Collected data entries:
+ + +

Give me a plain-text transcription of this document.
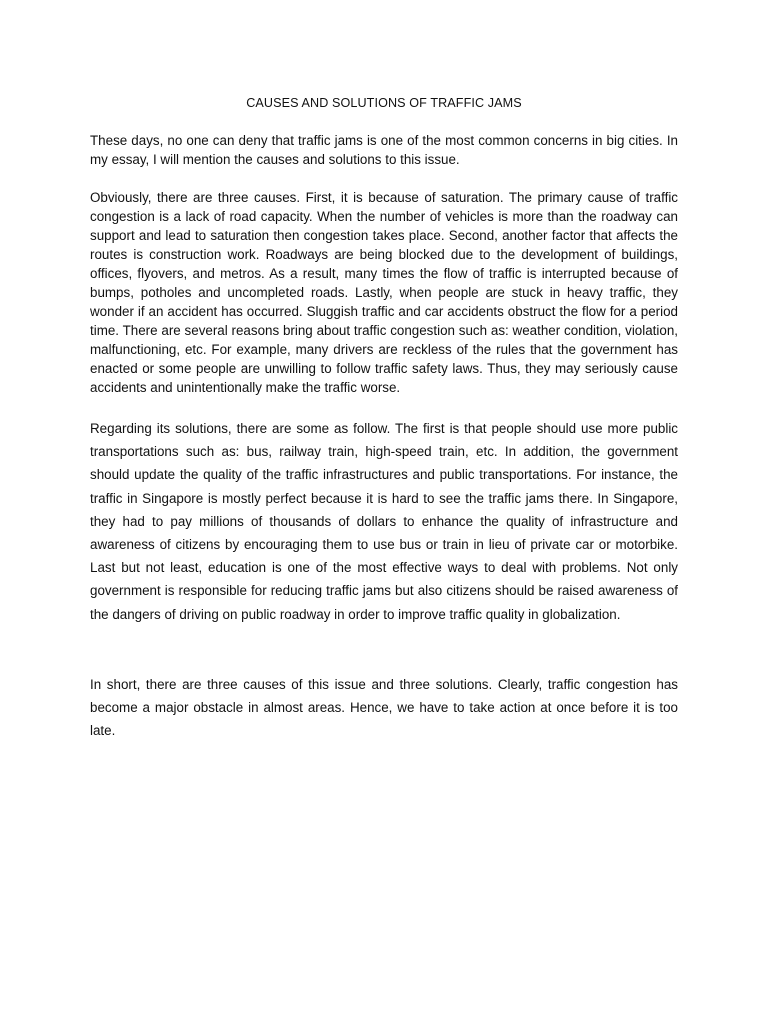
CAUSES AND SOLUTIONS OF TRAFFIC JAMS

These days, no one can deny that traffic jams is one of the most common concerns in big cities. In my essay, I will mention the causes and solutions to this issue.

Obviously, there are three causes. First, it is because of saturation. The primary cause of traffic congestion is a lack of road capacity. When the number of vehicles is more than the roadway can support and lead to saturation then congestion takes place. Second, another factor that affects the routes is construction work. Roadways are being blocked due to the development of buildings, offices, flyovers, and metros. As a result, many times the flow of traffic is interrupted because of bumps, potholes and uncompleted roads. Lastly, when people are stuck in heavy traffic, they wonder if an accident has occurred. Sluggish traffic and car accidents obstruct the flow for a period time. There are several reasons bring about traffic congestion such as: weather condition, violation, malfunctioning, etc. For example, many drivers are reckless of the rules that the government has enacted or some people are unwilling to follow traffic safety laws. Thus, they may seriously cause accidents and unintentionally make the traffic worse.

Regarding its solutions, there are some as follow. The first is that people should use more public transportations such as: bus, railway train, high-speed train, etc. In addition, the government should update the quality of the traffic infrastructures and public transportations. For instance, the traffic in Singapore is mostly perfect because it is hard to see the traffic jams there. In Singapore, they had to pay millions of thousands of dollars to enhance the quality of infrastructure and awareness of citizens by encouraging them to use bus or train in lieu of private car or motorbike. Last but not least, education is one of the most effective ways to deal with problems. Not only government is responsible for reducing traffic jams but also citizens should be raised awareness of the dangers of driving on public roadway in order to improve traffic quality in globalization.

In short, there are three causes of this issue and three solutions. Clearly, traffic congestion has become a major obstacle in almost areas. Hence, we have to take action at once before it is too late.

+ + +

# Exercise description
Copy each line in full and exactly, omitting any picture.

# The output
Give me a plain-text transcription of this document.
CAUSES AND SOLUTIONS OF TRAFFIC JAMS

These days, no one can deny that traffic jams is one of the most common concerns in big cities. In my essay, I will mention the causes and solutions to this issue.

Obviously, there are three causes. First, it is because of saturation. The primary cause of traffic congestion is a lack of road capacity. When the number of vehicles is more than the roadway can support and lead to saturation then congestion takes place. Second, another factor that affects the routes is construction work. Roadways are being blocked due to the development of buildings, offices, flyovers, and metros. As a result, many times the flow of traffic is interrupted because of bumps, potholes and uncompleted roads. Lastly, when people are stuck in heavy traffic, they wonder if an accident has occurred. Sluggish traffic and car accidents obstruct the flow for a period time. There are several reasons bring about traffic congestion such as: weather condition, violation, malfunctioning, etc. For example, many drivers are reckless of the rules that the government has enacted or some people are unwilling to follow traffic safety laws. Thus, they may seriously cause accidents and unintentionally make the traffic worse.

Regarding its solutions, there are some as follow. The first is that people should use more public transportations such as: bus, railway train, high-speed train, etc. In addition, the government should update the quality of the traffic infrastructures and public transportations. For instance, the traffic in Singapore is mostly perfect because it is hard to see the traffic jams there. In Singapore, they had to pay millions of thousands of dollars to enhance the quality of infrastructure and awareness of citizens by encouraging them to use bus or train in lieu of private car or motorbike. Last but not least, education is one of the most effective ways to deal with problems. Not only government is responsible for reducing traffic jams but also citizens should be raised awareness of the dangers of driving on public roadway in order to improve traffic quality in globalization.

In short, there are three causes of this issue and three solutions. Clearly, traffic congestion has become a major obstacle in almost areas. Hence, we have to take action at once before it is too late.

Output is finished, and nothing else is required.